Task instructions:
Where a line holds the string "Pierre", return that line.

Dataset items
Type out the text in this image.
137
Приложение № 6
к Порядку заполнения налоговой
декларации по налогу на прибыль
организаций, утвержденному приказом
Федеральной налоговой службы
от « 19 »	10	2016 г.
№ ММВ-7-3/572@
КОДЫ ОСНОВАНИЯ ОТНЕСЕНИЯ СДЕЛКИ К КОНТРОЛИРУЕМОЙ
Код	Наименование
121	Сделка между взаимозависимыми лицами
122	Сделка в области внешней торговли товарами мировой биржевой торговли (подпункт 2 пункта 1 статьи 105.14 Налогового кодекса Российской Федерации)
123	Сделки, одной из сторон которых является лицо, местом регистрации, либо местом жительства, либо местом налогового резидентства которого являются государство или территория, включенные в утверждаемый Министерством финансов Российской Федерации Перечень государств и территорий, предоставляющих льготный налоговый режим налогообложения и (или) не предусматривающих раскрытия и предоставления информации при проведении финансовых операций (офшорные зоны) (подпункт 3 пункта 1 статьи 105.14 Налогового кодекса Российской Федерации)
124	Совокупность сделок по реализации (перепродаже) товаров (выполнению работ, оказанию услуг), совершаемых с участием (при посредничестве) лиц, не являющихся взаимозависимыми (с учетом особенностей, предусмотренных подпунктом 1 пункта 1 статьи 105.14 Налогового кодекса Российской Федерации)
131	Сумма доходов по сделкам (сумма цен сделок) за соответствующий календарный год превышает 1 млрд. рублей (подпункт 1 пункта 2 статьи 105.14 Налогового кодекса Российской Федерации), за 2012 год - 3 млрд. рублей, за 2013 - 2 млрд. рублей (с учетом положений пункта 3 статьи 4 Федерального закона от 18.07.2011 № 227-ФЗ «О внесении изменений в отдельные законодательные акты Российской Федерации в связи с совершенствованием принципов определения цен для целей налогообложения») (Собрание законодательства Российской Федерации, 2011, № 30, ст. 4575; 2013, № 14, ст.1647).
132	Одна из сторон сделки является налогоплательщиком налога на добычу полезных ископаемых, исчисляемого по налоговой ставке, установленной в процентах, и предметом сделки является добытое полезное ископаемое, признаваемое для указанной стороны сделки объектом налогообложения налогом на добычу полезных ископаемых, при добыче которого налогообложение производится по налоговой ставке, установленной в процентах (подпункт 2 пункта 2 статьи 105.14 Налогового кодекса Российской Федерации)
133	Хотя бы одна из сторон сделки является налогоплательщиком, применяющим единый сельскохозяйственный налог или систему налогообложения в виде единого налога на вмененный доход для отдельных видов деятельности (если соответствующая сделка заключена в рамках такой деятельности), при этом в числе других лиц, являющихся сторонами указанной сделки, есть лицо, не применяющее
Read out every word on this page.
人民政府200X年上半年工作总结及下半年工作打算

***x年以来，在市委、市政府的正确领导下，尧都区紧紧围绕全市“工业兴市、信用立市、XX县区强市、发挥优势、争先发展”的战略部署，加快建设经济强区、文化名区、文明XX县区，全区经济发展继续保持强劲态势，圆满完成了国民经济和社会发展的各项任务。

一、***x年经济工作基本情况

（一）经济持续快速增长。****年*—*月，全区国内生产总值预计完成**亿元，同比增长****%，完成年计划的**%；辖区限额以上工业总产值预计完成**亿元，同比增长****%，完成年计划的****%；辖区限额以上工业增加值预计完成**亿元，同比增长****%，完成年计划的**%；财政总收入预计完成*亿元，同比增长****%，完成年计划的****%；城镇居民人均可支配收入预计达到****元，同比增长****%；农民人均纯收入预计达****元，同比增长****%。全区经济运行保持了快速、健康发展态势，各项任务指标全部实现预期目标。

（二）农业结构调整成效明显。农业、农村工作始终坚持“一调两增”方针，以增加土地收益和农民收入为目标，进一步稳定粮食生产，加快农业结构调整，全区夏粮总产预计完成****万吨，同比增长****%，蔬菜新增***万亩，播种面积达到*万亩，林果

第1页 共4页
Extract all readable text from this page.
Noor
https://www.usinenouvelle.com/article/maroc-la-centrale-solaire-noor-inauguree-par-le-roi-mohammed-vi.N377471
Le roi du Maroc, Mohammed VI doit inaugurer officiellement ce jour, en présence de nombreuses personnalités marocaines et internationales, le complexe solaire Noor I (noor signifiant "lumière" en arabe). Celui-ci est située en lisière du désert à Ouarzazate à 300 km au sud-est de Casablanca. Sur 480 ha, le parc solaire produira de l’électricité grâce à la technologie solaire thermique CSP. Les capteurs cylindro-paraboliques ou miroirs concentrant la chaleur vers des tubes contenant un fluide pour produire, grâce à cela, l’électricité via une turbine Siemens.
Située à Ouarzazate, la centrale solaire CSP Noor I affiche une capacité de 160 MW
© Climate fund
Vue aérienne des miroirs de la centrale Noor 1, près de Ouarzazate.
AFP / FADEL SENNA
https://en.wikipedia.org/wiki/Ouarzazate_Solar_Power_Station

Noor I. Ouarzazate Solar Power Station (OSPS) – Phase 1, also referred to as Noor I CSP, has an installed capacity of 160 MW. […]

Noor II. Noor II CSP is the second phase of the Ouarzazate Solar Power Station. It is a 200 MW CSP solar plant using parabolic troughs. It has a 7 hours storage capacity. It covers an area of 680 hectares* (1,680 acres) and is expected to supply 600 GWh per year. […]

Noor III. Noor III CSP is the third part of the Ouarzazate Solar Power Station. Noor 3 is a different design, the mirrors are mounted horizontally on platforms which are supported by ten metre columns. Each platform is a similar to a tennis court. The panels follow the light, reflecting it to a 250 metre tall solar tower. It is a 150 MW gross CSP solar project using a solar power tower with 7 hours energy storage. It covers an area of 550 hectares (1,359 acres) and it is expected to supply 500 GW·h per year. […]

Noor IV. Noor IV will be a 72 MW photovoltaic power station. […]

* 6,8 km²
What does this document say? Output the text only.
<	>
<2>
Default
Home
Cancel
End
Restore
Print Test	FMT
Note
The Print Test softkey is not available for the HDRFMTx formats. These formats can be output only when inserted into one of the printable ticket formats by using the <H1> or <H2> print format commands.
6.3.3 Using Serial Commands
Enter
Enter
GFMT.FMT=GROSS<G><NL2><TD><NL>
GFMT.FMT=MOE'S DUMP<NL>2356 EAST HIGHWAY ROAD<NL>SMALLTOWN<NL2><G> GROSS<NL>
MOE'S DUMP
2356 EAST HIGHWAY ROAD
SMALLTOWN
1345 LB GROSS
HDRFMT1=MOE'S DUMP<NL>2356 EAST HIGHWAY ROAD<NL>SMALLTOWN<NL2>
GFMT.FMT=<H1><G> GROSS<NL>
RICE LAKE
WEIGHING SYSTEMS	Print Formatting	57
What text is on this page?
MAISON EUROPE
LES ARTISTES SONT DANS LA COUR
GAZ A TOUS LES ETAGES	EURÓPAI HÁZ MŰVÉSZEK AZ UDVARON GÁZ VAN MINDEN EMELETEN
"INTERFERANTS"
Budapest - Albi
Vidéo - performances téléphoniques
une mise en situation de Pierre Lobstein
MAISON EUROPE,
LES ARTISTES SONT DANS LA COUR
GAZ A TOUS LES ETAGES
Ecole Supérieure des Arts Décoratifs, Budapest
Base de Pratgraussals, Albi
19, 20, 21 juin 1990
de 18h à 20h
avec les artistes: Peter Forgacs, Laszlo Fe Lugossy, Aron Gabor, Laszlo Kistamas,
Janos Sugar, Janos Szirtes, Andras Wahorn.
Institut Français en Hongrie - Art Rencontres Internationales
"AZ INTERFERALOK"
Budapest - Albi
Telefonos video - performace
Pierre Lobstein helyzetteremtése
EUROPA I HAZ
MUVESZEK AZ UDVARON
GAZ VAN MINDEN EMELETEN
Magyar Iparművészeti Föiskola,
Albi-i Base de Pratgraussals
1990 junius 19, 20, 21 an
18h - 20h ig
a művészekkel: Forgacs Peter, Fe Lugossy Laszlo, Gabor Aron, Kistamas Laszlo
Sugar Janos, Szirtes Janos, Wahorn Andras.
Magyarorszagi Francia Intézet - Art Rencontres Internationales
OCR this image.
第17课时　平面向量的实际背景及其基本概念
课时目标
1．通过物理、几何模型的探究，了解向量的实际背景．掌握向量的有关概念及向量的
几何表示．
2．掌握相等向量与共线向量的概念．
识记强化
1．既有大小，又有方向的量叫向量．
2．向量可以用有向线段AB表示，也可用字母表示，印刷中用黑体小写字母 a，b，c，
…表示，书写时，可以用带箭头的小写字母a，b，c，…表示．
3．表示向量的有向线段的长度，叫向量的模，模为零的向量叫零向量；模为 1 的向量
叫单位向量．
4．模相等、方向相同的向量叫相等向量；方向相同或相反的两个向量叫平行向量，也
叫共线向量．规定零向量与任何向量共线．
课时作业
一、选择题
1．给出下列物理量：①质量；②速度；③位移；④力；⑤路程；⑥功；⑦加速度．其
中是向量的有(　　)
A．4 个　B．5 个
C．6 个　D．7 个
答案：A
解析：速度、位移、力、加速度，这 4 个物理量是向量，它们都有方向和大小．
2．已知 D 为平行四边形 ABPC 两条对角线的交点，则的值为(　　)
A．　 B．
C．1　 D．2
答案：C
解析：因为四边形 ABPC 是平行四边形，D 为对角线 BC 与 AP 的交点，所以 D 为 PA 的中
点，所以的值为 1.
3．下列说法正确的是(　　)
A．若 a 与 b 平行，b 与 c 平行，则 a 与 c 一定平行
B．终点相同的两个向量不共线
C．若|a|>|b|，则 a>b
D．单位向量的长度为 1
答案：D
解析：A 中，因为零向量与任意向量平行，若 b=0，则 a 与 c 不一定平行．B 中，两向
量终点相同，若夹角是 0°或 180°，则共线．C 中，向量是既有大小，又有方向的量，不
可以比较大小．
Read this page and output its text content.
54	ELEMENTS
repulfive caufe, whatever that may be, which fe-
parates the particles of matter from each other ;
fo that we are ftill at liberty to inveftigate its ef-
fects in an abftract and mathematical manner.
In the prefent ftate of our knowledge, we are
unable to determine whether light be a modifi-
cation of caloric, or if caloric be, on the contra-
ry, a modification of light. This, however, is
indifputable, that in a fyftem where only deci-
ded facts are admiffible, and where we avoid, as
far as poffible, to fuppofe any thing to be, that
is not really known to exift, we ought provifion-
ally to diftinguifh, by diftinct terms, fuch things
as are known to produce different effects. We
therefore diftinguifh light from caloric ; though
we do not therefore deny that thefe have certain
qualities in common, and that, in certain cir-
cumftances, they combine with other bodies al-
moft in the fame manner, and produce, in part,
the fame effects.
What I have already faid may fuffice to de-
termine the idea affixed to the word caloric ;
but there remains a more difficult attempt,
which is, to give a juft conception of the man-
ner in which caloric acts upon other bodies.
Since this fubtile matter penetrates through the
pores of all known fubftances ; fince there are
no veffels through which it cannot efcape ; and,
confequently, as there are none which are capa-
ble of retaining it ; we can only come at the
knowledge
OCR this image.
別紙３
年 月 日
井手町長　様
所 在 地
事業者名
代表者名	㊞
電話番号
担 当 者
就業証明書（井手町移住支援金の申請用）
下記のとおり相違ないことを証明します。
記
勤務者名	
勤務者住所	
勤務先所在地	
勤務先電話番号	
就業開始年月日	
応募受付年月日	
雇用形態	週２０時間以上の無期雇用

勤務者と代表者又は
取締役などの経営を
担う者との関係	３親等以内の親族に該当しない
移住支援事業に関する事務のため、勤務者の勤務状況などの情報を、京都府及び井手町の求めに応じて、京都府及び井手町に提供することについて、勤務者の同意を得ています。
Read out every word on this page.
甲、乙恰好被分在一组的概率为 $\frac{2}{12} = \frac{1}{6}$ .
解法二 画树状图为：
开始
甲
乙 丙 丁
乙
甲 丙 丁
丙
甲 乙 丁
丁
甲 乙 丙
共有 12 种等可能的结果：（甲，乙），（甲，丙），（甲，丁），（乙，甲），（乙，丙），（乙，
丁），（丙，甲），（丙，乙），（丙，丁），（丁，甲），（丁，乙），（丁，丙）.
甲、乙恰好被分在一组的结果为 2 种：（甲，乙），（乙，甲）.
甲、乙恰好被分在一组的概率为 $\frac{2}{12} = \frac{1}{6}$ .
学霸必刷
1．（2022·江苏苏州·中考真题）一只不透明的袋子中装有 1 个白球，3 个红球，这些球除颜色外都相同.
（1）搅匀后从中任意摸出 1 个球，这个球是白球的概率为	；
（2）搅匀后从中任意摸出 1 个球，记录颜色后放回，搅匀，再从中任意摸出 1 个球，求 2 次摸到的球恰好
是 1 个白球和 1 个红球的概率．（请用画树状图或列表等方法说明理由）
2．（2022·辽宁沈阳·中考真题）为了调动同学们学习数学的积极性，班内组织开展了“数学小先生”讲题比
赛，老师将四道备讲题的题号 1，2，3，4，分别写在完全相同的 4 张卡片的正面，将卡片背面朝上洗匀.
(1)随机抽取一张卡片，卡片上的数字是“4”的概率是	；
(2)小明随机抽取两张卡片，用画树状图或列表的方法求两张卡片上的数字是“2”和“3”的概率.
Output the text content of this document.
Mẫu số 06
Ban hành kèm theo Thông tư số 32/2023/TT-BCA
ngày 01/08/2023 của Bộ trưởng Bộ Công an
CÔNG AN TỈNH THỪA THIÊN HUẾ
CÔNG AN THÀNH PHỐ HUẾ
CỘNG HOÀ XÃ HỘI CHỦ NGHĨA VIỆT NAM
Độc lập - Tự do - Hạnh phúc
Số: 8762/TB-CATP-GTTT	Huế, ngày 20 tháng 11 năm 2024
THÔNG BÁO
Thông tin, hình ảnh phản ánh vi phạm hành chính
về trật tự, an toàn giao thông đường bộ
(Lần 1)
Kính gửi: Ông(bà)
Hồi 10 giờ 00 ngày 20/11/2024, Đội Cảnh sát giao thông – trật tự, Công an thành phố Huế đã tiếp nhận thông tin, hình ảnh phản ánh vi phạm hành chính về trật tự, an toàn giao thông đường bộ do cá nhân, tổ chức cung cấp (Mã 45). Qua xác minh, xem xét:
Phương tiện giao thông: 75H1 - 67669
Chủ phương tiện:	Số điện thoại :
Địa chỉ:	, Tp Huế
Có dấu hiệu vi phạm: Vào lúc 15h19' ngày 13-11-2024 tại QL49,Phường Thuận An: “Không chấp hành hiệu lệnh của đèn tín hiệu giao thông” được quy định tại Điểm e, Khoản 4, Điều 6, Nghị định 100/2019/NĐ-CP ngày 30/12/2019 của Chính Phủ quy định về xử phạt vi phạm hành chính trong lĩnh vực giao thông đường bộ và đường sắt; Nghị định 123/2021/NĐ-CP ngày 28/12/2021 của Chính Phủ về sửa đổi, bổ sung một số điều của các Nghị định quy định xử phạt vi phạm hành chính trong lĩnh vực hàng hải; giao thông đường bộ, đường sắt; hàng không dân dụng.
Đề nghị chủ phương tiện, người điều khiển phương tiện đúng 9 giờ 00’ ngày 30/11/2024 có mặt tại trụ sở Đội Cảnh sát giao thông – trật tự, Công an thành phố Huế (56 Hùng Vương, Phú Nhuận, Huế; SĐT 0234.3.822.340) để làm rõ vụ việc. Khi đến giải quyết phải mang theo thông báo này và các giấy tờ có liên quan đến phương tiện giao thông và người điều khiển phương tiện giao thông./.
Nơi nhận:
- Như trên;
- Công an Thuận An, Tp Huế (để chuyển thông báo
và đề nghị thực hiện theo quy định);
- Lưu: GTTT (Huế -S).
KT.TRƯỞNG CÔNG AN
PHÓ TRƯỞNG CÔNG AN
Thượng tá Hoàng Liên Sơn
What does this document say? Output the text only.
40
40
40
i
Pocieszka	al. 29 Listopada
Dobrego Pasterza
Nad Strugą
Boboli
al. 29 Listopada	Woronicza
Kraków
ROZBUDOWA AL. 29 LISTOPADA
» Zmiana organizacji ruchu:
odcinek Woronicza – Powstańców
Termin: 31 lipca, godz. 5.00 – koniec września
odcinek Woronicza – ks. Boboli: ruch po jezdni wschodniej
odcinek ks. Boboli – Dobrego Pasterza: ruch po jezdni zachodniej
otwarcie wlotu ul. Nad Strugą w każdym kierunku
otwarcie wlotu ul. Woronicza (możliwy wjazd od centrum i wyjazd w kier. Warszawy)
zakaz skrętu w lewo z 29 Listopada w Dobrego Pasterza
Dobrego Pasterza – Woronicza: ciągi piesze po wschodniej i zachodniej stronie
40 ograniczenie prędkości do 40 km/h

Result:
une mise en situation de Pierre Lobstein
Pierre Lobstein helyzetteremtése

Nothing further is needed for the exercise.